WHAT THIS TASK INVOLVES :: Your task is to repeat the entries exactly. Leave the pictures out.

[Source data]

______________________________

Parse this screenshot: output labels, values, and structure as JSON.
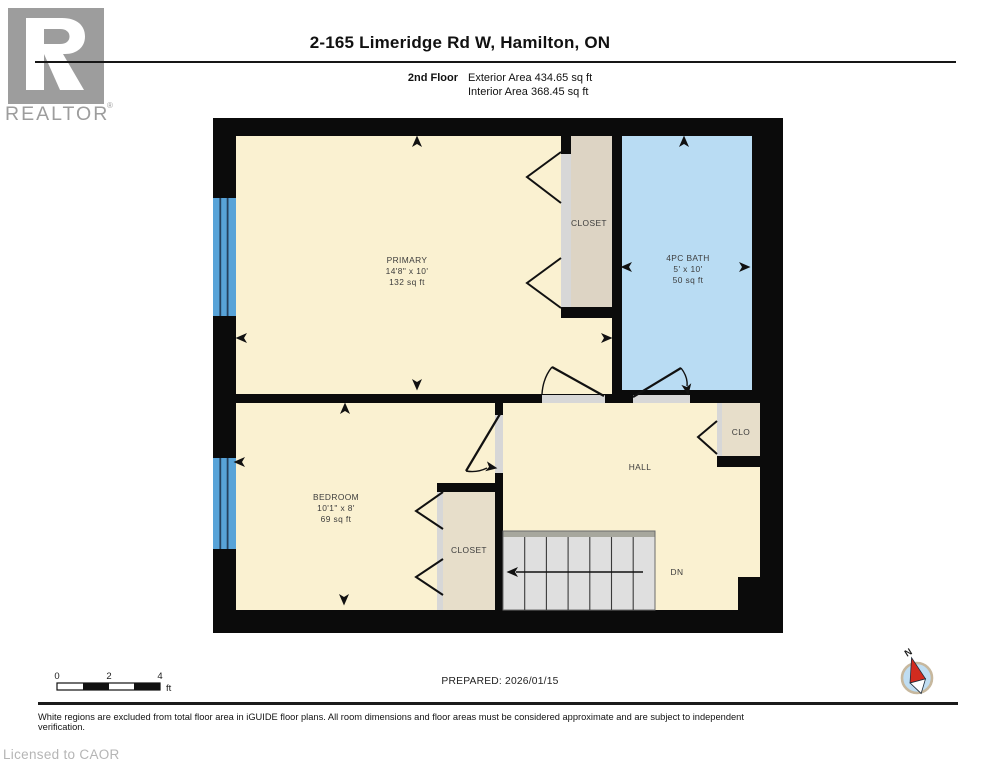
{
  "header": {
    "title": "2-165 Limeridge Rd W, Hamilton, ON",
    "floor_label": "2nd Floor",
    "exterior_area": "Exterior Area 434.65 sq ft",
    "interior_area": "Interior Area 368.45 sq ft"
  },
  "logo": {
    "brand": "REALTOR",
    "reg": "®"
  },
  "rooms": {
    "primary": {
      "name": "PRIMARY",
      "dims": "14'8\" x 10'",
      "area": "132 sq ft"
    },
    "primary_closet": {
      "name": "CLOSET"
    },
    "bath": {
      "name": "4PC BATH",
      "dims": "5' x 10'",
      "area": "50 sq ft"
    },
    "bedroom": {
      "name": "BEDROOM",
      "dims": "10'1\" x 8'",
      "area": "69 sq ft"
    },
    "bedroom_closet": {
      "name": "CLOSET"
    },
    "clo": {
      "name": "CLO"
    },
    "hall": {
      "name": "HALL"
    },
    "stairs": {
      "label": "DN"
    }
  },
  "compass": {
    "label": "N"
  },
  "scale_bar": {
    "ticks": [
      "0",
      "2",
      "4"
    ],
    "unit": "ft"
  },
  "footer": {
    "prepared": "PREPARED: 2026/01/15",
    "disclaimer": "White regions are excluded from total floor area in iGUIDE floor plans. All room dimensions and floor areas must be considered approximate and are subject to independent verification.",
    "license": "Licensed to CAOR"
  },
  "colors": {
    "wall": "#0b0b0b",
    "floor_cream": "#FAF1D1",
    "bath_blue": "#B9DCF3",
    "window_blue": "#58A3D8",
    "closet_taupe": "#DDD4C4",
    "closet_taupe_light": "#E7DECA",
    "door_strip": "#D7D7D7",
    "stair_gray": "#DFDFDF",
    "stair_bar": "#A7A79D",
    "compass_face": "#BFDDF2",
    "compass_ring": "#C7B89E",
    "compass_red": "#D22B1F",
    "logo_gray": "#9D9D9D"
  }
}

______________________________

ANSWER IN FULL ::
Parse this screenshot: output labels, values, and structure as JSON.
{
  "header": {
    "title": "2-165 Limeridge Rd W, Hamilton, ON",
    "floor_label": "2nd Floor",
    "exterior_area": "Exterior Area 434.65 sq ft",
    "interior_area": "Interior Area 368.45 sq ft"
  },
  "logo": {
    "brand": "REALTOR",
    "reg": "®"
  },
  "rooms": {
    "primary": {
      "name": "PRIMARY",
      "dims": "14'8\" x 10'",
      "area": "132 sq ft"
    },
    "primary_closet": {
      "name": "CLOSET"
    },
    "bath": {
      "name": "4PC BATH",
      "dims": "5' x 10'",
      "area": "50 sq ft"
    },
    "bedroom": {
      "name": "BEDROOM",
      "dims": "10'1\" x 8'",
      "area": "69 sq ft"
    },
    "bedroom_closet": {
      "name": "CLOSET"
    },
    "clo": {
      "name": "CLO"
    },
    "hall": {
      "name": "HALL"
    },
    "stairs": {
      "label": "DN"
    }
  },
  "compass": {
    "label": "N"
  },
  "scale_bar": {
    "ticks": [
      "0",
      "2",
      "4"
    ],
    "unit": "ft"
  },
  "footer": {
    "prepared": "PREPARED: 2026/01/15",
    "disclaimer": "White regions are excluded from total floor area in iGUIDE floor plans. All room dimensions and floor areas must be considered approximate and are subject to independent verification.",
    "license": "Licensed to CAOR"
  },
  "colors": {
    "wall": "#0b0b0b",
    "floor_cream": "#FAF1D1",
    "bath_blue": "#B9DCF3",
    "window_blue": "#58A3D8",
    "closet_taupe": "#DDD4C4",
    "closet_taupe_light": "#E7DECA",
    "door_strip": "#D7D7D7",
    "stair_gray": "#DFDFDF",
    "stair_bar": "#A7A79D",
    "compass_face": "#BFDDF2",
    "compass_ring": "#C7B89E",
    "compass_red": "#D22B1F",
    "logo_gray": "#9D9D9D"
  }
}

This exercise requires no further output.